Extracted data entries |
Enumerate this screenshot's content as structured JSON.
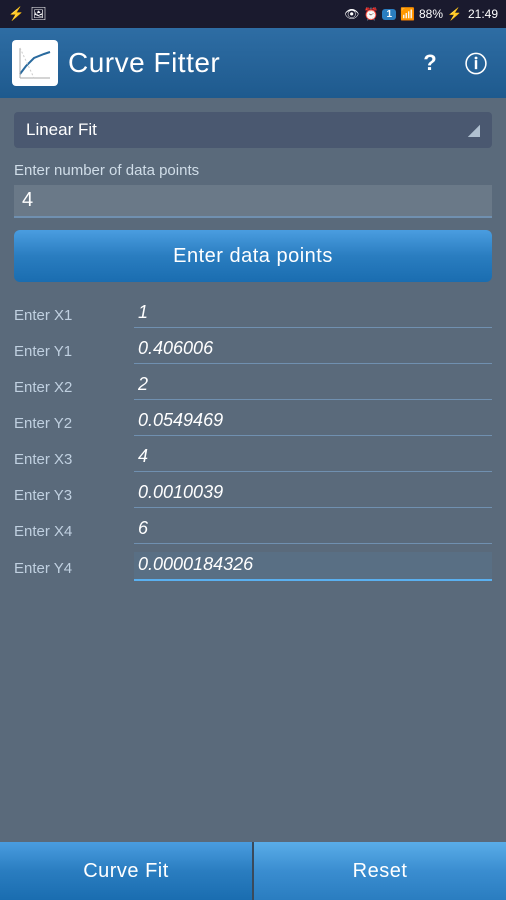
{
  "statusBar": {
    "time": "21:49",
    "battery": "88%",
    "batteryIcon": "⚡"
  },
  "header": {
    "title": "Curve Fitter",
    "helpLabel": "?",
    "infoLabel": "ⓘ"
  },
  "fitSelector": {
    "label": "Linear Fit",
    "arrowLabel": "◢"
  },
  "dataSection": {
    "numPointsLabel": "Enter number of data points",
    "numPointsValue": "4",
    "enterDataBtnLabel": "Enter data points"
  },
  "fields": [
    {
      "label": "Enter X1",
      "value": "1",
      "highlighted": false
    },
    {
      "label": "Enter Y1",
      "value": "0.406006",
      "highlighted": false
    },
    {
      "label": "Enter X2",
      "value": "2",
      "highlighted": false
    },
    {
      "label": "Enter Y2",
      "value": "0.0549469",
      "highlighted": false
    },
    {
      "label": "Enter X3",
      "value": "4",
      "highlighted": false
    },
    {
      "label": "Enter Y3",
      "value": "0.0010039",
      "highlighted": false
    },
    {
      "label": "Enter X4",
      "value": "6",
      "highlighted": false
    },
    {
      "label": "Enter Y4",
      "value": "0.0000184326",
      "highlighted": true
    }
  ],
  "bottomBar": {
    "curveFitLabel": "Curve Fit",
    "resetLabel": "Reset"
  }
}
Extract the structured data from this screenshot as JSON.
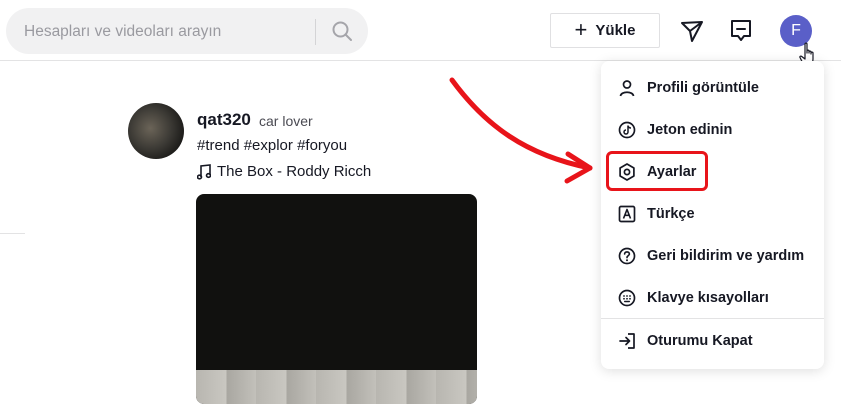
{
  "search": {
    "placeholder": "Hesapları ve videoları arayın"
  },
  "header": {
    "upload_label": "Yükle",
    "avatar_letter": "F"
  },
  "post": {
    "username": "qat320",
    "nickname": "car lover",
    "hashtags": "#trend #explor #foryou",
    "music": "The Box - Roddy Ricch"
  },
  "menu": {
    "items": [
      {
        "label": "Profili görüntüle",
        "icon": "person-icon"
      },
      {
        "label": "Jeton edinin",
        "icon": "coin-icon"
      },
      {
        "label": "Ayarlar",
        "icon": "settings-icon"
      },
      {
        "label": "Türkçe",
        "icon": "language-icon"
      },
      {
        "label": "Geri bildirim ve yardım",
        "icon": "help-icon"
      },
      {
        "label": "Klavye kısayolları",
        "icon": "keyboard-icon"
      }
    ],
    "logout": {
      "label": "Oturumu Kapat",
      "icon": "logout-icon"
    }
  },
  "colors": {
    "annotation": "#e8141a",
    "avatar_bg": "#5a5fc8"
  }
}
==
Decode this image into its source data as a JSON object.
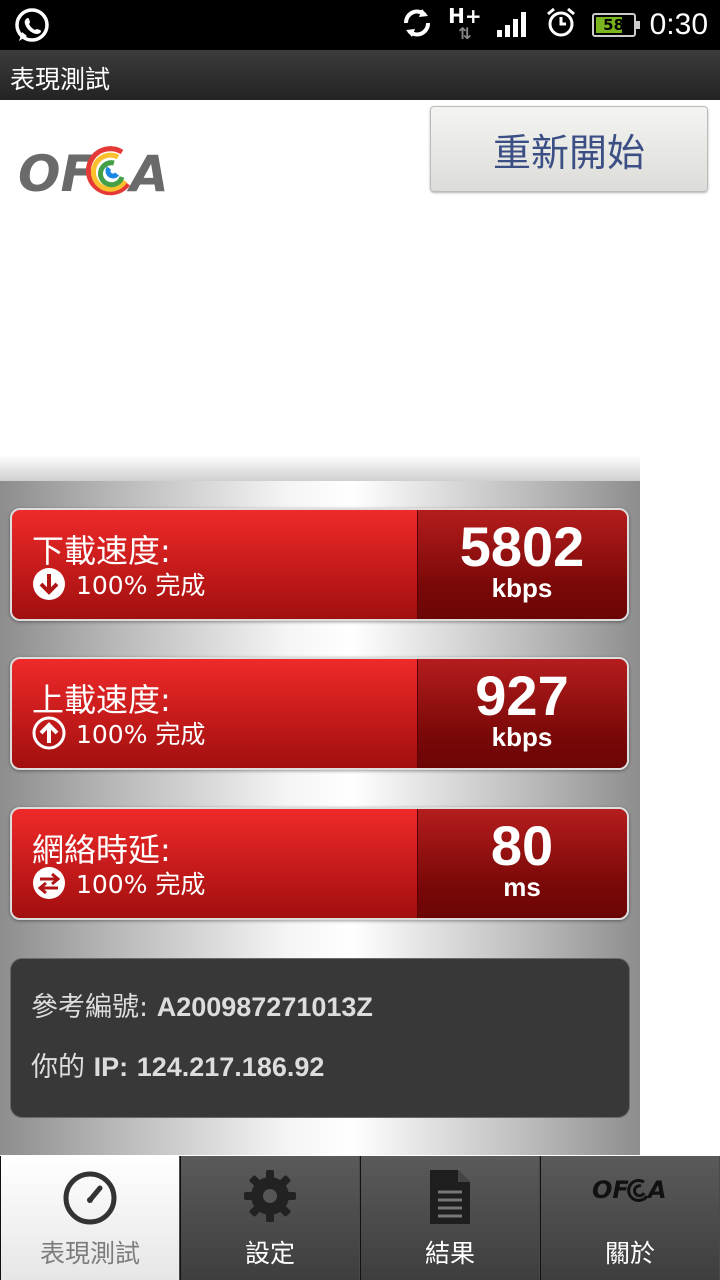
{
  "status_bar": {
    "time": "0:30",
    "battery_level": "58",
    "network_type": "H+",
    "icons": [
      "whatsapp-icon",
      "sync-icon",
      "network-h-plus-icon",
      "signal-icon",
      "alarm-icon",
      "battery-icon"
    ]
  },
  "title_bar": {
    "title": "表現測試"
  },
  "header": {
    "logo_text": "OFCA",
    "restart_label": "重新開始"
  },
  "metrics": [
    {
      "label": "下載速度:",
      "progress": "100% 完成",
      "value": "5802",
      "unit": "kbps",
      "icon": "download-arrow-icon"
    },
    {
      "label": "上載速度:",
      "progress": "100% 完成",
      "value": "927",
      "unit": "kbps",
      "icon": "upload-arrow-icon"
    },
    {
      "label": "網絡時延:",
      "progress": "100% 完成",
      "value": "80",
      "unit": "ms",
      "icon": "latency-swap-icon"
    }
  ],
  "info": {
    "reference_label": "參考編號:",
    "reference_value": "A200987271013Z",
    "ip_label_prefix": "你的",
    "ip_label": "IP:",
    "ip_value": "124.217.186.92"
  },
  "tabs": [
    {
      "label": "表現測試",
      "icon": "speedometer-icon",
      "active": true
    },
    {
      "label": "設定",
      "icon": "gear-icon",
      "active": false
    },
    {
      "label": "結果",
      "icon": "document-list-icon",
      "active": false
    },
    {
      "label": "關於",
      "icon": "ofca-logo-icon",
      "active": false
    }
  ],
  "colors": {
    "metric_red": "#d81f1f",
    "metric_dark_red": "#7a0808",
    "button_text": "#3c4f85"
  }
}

REQUIREMENT | Above are entries; state the number of lines among them that contain "Enter", and nothing else.

RESULT OF THIS TASK | 10